BEGIN

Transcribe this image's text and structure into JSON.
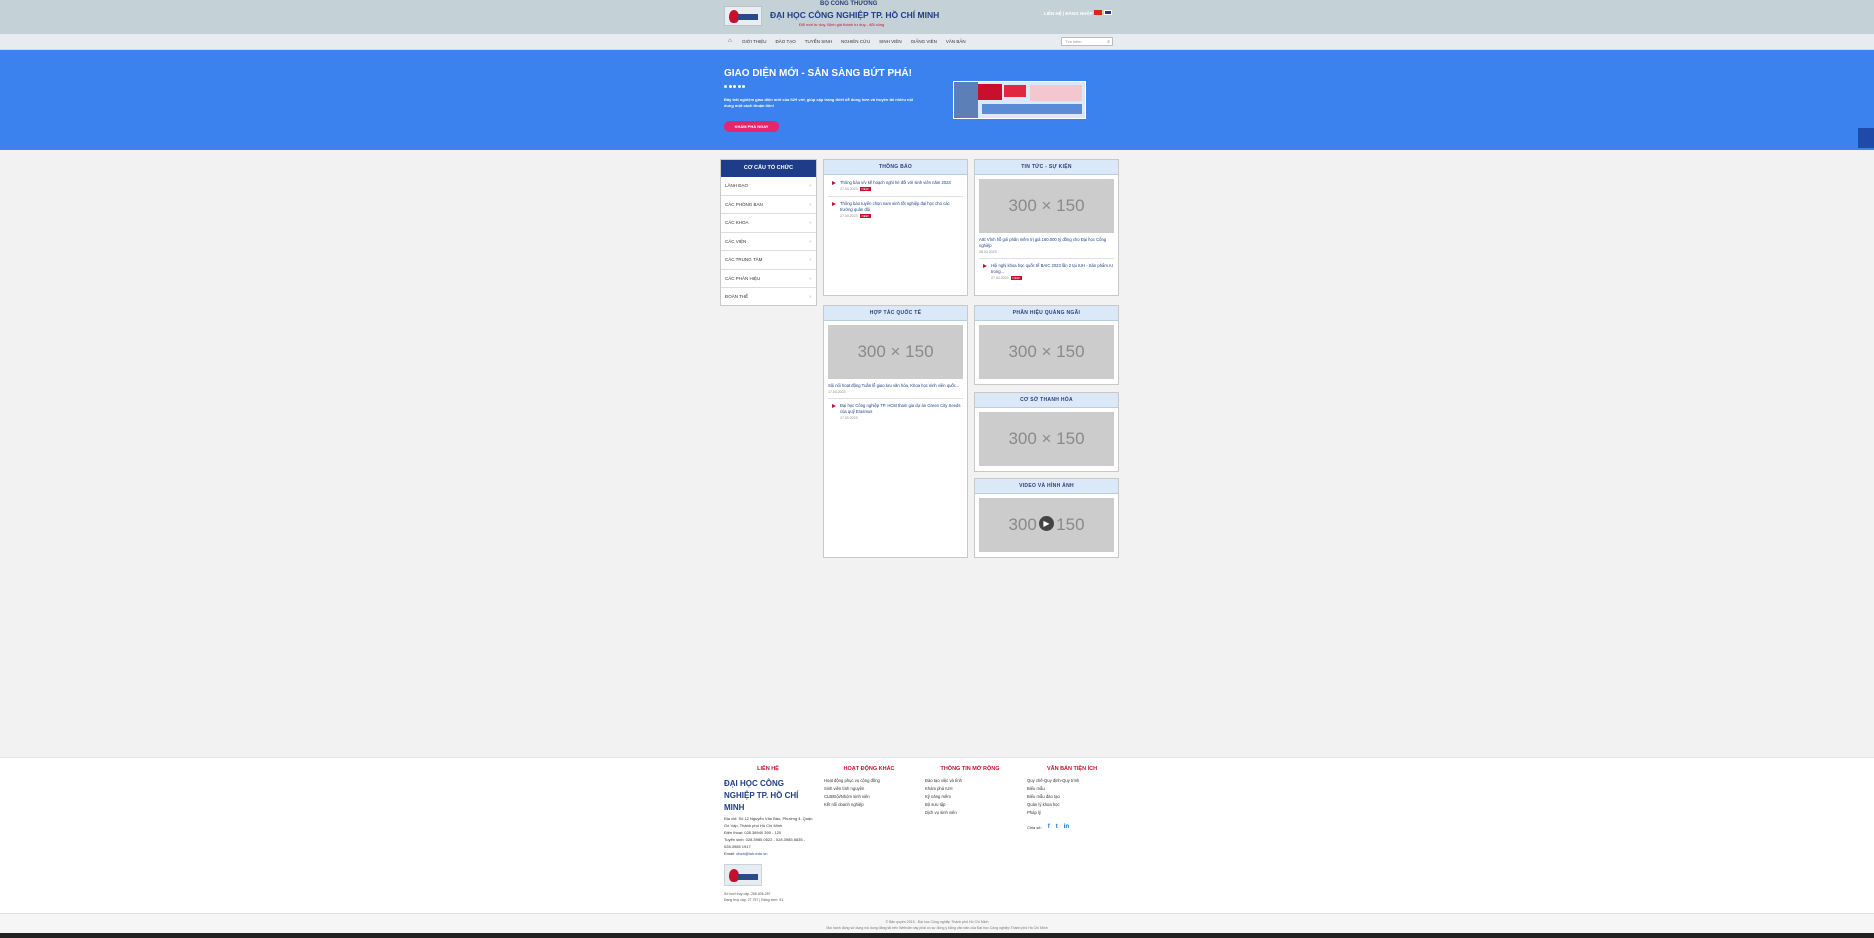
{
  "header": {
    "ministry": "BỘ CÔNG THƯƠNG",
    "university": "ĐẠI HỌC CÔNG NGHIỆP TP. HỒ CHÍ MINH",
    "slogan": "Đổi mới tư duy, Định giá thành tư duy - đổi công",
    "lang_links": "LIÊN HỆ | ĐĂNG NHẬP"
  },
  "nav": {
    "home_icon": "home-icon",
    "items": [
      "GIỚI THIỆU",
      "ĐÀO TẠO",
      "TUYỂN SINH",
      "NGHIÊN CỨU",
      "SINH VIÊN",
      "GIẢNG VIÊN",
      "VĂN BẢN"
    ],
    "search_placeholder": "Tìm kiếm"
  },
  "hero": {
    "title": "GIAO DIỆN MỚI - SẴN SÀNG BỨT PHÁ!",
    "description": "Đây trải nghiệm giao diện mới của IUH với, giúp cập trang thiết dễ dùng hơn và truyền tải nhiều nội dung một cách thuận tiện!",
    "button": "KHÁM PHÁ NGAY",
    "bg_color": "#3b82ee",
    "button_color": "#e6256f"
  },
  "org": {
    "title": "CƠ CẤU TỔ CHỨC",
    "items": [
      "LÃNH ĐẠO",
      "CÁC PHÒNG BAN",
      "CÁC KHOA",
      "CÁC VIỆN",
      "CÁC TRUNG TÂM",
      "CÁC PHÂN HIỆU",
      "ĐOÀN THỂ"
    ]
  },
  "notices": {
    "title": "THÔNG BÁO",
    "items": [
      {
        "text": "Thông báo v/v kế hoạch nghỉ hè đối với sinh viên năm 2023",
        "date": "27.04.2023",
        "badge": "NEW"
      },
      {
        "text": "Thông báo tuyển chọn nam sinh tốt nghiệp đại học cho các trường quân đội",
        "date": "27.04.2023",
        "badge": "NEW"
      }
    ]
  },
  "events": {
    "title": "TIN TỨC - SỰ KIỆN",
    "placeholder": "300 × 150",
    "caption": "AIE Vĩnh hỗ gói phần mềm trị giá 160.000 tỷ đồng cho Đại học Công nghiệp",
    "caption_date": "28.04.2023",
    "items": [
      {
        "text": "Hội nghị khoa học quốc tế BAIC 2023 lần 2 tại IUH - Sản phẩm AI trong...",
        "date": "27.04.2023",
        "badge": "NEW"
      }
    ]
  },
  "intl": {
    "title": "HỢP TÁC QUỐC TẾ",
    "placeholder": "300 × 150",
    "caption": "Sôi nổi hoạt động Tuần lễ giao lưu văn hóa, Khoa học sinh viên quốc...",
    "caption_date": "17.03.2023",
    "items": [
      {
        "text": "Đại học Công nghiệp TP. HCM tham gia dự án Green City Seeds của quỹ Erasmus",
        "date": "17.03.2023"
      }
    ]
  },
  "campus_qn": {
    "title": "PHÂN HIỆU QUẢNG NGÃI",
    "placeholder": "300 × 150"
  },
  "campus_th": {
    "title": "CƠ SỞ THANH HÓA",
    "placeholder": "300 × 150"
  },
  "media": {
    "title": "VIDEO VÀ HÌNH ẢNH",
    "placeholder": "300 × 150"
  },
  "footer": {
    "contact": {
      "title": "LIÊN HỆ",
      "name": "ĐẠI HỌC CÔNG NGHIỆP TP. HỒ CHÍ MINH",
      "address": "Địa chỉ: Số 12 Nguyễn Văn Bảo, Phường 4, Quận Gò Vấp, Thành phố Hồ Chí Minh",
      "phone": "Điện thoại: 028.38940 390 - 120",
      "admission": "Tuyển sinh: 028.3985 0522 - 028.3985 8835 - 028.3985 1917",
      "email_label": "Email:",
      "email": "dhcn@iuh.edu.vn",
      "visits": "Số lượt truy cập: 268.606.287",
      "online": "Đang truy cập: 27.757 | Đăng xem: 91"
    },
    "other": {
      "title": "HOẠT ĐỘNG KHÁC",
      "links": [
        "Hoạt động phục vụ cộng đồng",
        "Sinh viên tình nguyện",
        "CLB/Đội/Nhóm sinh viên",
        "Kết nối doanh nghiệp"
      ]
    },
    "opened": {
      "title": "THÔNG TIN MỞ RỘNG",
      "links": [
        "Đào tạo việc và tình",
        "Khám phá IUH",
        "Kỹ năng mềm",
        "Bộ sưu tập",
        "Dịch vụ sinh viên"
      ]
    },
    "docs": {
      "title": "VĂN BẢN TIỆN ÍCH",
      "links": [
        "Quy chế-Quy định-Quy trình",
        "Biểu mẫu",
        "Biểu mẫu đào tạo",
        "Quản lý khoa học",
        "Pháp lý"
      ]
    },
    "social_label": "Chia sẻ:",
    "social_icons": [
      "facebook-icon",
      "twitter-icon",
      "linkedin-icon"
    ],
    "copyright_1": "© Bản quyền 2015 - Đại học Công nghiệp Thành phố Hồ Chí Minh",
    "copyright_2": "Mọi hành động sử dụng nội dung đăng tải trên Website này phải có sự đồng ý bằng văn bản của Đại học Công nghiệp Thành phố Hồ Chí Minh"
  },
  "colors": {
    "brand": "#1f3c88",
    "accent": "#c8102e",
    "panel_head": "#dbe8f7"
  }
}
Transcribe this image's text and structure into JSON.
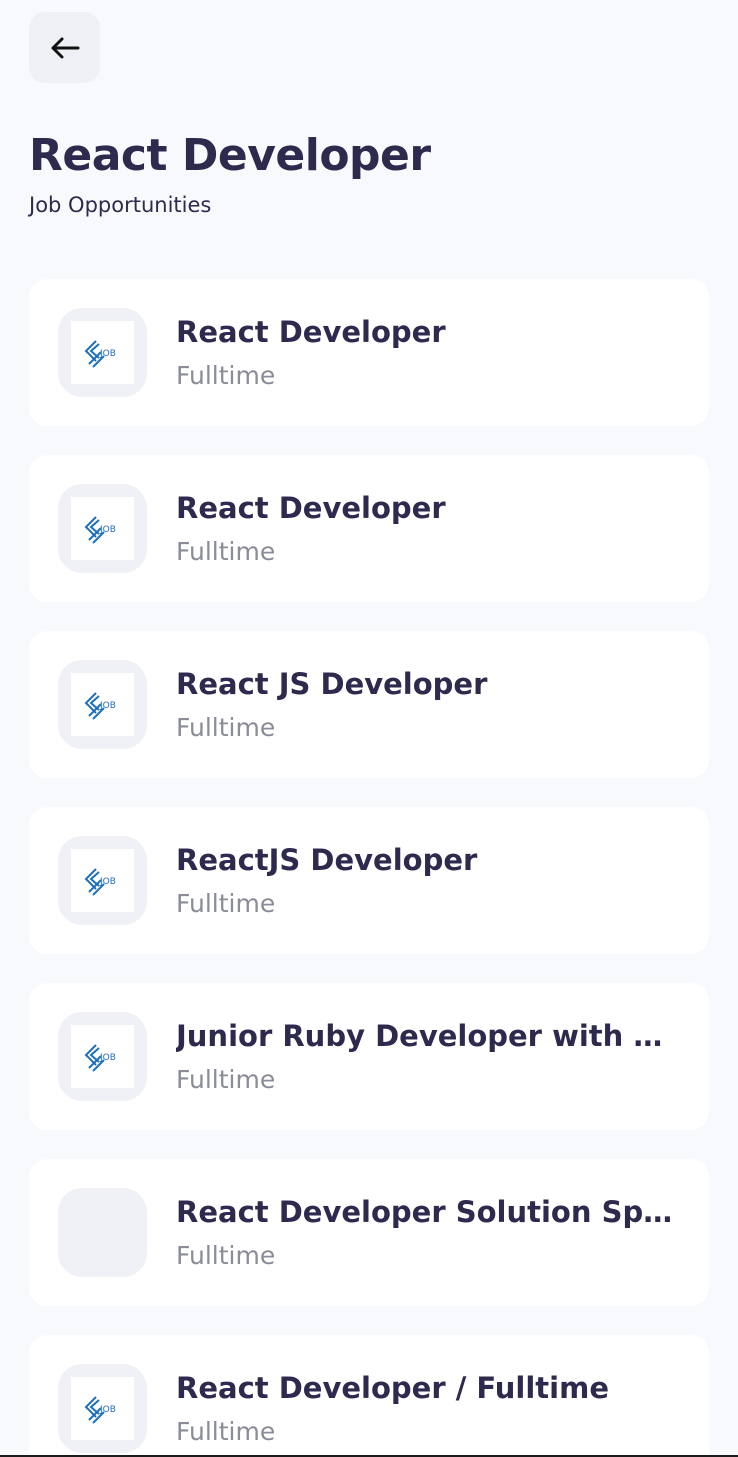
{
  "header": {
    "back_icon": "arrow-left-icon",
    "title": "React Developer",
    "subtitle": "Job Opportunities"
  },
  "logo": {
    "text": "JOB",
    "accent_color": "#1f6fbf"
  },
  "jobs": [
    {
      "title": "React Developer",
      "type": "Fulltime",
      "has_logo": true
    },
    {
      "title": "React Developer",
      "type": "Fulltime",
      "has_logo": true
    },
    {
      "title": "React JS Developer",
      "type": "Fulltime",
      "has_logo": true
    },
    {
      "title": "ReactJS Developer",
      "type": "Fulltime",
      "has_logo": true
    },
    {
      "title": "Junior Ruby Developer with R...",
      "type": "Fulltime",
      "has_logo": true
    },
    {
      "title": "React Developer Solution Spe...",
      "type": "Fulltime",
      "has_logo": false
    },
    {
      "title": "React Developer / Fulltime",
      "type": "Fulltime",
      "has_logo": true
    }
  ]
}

END

* WRITTEN PROBLEM *
Filter the data for the string "PHÂN" and copy every line that has it.

* ANSWER BELOW *
      "CÁC PHÂN HIỆU",
    "title": "PHÂN HIỆU QUẢNG NGÃI",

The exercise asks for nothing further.